*BRIEF*
Extract all lines in the data that contain the word "skin".

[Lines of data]
* * * * * * *

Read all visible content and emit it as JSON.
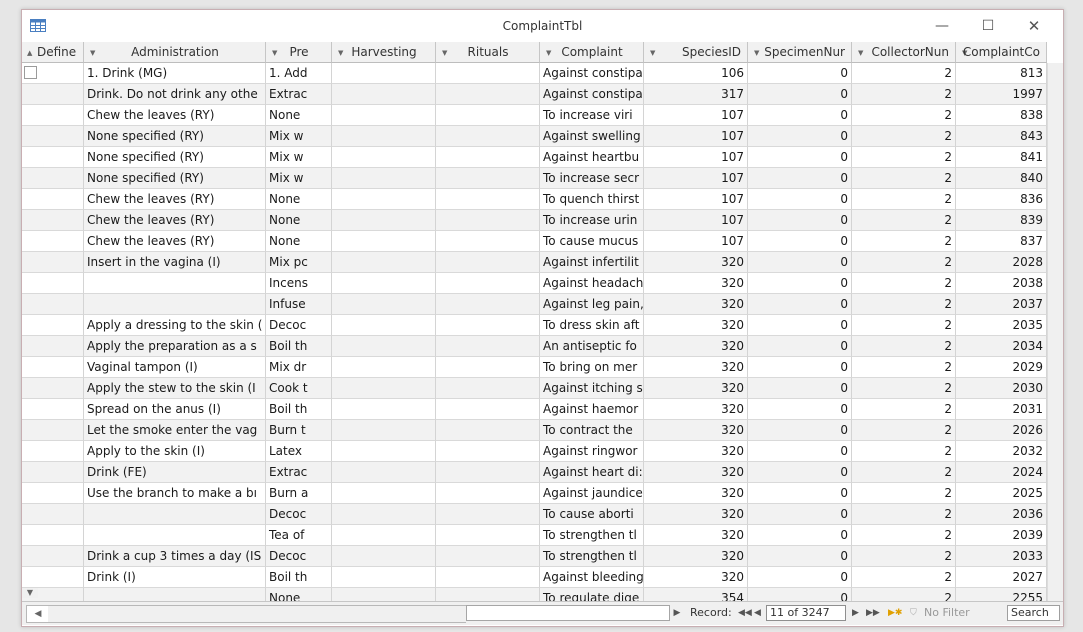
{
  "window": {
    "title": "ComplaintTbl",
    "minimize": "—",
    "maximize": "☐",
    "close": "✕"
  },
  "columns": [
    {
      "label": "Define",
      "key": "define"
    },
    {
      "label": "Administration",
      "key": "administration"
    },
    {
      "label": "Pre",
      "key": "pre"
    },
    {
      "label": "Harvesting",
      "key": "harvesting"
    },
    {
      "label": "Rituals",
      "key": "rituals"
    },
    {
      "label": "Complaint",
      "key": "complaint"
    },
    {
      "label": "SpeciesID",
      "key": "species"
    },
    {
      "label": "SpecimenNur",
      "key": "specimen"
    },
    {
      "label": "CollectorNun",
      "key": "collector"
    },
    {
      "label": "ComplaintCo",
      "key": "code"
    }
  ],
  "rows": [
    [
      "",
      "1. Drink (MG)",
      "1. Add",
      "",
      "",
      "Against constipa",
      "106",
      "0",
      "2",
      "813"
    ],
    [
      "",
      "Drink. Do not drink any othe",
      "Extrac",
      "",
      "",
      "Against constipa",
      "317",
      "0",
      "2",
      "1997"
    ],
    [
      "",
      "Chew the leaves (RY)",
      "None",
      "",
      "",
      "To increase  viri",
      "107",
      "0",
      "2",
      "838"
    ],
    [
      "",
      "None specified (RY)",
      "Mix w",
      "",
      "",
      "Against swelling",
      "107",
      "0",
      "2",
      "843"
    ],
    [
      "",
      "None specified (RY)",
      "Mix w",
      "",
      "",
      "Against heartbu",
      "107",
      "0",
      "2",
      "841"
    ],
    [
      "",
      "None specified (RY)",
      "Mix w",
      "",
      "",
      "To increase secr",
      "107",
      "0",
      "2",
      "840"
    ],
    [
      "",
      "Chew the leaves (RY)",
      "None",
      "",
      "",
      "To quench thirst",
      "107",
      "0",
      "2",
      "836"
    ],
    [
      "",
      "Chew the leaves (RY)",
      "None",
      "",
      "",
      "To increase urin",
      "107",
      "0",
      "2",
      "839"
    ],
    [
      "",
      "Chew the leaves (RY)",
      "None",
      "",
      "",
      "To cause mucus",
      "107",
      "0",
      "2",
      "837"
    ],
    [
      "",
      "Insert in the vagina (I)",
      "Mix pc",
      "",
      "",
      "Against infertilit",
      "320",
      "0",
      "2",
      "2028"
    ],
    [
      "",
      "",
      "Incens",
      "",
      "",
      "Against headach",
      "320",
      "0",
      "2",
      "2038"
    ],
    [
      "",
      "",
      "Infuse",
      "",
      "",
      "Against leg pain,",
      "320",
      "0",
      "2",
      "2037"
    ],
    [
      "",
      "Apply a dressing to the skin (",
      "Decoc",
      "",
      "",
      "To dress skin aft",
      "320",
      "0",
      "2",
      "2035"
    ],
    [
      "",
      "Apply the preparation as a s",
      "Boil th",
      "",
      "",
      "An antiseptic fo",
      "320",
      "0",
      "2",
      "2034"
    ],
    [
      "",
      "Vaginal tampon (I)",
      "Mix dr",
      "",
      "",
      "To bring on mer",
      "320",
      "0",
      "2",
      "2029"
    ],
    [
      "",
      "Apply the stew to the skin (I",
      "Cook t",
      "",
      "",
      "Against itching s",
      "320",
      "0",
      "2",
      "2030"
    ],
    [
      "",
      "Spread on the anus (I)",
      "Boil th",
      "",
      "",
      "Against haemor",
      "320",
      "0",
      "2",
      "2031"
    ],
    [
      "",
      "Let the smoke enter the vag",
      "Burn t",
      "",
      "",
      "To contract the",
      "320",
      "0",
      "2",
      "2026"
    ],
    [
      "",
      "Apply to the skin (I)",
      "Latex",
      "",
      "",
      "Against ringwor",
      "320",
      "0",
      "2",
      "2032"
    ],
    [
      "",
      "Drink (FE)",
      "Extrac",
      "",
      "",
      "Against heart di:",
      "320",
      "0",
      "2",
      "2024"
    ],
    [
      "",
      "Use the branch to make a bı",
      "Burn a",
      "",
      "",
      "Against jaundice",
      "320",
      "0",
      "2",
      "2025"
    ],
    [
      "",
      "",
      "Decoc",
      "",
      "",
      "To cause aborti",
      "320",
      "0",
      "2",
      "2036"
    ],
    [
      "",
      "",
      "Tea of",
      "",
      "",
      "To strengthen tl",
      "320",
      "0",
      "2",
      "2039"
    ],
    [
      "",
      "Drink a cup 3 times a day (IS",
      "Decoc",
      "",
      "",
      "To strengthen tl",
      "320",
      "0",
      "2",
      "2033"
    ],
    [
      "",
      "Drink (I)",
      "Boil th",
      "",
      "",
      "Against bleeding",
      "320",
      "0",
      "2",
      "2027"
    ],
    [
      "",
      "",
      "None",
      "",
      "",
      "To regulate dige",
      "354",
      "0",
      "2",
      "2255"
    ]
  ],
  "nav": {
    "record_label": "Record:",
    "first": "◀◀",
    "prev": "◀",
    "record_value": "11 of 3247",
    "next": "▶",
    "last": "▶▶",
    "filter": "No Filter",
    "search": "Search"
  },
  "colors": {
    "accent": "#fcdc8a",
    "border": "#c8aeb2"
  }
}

* * * * * * *

*TASK RESPONSE*
      "Apply a dressing to the skin (",
      "To dress skin aft",
      "Apply the stew to the skin (I",
      "Apply to the skin (I)",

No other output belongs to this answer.